↓

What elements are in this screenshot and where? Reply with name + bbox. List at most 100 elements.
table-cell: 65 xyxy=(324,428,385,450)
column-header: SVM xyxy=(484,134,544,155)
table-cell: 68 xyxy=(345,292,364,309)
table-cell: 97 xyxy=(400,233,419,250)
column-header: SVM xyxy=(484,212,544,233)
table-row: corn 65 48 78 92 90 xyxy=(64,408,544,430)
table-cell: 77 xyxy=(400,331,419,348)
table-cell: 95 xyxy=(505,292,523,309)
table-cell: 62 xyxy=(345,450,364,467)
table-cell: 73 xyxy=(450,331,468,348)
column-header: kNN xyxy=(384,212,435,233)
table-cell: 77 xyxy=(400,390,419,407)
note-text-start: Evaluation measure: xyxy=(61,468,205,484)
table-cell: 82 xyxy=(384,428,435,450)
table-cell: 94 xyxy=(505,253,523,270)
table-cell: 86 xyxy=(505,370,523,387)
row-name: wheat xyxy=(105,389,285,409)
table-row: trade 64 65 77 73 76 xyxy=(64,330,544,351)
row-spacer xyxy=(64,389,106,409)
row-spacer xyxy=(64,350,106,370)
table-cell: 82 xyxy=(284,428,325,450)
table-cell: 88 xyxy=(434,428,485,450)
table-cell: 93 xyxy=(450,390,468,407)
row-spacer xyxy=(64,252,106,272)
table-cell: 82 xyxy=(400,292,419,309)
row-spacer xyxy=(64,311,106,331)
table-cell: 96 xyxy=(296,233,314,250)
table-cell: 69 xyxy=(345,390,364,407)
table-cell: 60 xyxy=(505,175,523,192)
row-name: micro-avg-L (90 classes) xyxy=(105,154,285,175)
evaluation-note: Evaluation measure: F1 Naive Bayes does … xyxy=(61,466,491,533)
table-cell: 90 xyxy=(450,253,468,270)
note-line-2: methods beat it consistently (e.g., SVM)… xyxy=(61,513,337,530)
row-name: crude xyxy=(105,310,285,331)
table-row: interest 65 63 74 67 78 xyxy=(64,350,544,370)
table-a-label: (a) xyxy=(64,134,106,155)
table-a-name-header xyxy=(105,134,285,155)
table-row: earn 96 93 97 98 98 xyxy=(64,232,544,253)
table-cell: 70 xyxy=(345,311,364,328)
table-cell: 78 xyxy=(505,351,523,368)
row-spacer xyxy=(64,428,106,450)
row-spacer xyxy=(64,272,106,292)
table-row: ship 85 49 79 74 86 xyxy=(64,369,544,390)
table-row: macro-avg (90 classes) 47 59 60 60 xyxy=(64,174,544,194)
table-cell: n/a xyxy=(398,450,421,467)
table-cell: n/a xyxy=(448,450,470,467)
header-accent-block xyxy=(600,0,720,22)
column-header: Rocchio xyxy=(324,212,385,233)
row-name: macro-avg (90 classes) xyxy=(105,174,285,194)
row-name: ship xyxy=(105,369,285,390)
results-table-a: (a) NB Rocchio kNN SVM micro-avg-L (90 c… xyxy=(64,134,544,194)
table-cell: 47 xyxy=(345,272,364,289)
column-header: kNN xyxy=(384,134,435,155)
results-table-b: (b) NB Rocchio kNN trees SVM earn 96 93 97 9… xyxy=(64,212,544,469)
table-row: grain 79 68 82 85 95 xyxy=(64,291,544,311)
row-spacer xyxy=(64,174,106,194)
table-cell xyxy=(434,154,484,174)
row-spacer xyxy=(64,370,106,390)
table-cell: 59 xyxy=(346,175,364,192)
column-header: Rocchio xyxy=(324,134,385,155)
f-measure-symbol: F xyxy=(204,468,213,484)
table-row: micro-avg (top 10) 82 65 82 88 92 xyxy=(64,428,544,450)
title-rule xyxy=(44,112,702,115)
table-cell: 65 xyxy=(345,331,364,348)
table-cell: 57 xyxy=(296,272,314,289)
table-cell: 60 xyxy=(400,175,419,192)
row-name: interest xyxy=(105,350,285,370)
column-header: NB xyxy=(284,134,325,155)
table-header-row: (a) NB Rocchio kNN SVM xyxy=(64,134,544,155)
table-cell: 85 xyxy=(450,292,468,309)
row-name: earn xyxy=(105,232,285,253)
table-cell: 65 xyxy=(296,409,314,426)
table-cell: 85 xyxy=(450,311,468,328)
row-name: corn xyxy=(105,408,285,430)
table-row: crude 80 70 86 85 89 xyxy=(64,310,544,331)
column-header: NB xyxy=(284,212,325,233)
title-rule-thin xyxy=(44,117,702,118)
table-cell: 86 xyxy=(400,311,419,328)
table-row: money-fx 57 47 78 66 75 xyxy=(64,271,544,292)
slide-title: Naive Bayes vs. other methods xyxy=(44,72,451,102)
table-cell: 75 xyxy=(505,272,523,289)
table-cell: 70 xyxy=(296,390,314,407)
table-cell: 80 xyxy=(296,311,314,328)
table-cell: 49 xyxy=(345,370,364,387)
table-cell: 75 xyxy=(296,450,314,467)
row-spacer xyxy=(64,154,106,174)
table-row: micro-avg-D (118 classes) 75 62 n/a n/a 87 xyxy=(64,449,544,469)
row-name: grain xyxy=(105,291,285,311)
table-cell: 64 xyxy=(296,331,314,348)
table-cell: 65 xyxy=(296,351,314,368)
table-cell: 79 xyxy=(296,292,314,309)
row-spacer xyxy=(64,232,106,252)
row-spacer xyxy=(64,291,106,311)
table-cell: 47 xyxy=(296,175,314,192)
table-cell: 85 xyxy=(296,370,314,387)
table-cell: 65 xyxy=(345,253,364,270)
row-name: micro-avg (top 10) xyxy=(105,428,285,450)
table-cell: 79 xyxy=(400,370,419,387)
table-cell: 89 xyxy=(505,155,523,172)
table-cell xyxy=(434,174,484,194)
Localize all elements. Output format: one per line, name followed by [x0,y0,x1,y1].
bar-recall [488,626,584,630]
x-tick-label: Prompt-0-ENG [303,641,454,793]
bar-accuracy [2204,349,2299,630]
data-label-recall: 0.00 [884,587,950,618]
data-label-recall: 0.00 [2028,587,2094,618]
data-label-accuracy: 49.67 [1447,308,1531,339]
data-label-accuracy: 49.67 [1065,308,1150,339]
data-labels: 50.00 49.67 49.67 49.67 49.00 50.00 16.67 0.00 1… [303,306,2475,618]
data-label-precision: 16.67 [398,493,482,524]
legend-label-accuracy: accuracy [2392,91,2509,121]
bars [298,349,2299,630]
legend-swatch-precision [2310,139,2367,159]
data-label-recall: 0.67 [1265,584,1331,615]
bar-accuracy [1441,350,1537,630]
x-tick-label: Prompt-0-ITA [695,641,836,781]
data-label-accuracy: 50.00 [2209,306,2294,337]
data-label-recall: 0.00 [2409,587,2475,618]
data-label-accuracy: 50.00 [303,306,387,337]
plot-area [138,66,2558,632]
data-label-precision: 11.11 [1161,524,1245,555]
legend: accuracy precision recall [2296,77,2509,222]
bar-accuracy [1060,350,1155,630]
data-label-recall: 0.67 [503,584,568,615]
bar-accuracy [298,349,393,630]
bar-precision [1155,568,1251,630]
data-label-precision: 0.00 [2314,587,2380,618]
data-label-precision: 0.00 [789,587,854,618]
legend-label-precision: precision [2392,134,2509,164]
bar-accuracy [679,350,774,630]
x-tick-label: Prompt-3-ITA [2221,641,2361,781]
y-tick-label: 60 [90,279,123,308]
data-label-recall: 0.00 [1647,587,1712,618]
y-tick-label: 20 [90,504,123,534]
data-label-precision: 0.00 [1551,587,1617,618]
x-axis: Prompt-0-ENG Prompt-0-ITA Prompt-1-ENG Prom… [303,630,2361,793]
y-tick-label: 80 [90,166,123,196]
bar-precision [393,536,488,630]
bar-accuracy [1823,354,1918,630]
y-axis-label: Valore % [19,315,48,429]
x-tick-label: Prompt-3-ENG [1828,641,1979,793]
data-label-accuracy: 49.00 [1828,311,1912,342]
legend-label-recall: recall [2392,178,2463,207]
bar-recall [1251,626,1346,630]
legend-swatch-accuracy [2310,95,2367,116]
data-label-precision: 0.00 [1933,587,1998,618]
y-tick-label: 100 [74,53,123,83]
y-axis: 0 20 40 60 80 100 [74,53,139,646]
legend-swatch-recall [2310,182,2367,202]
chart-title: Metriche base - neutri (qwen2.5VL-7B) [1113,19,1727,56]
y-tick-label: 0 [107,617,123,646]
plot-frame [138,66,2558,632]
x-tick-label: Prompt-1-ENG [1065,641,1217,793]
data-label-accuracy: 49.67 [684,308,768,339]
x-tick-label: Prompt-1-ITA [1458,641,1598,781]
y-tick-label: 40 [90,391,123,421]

↑

Work required: Copy out, word for word, everything from the very start of the material down through the line with "table-cell: 90 xyxy=(450,253,468,270)", both ends included.

The reply:
What elements are in this screenshot and where? Reply with name + bbox. List at most 100 elements.
table-cell: 65 xyxy=(324,428,385,450)
column-header: SVM xyxy=(484,134,544,155)
table-cell: 68 xyxy=(345,292,364,309)
table-cell: 97 xyxy=(400,233,419,250)
column-header: SVM xyxy=(484,212,544,233)
table-row: corn 65 48 78 92 90 xyxy=(64,408,544,430)
table-cell: 77 xyxy=(400,331,419,348)
table-cell: 95 xyxy=(505,292,523,309)
table-cell: 62 xyxy=(345,450,364,467)
table-cell: 73 xyxy=(450,331,468,348)
column-header: kNN xyxy=(384,212,435,233)
table-cell: 77 xyxy=(400,390,419,407)
note-text-start: Evaluation measure: xyxy=(61,468,205,484)
table-cell: 82 xyxy=(384,428,435,450)
table-cell: 94 xyxy=(505,253,523,270)
table-cell: 86 xyxy=(505,370,523,387)
row-name: wheat xyxy=(105,389,285,409)
table-row: trade 64 65 77 73 76 xyxy=(64,330,544,351)
row-spacer xyxy=(64,389,106,409)
row-spacer xyxy=(64,350,106,370)
table-cell: 82 xyxy=(284,428,325,450)
table-cell: 88 xyxy=(434,428,485,450)
table-cell: 93 xyxy=(450,390,468,407)
row-spacer xyxy=(64,252,106,272)
table-cell: 82 xyxy=(400,292,419,309)
row-spacer xyxy=(64,311,106,331)
table-cell: 96 xyxy=(296,233,314,250)
table-cell: 69 xyxy=(345,390,364,407)
table-cell: 60 xyxy=(505,175,523,192)
row-name: micro-avg-L (90 classes) xyxy=(105,154,285,175)
evaluation-note: Evaluation measure: F1 Naive Bayes does … xyxy=(61,466,491,533)
table-cell: 90 xyxy=(450,253,468,270)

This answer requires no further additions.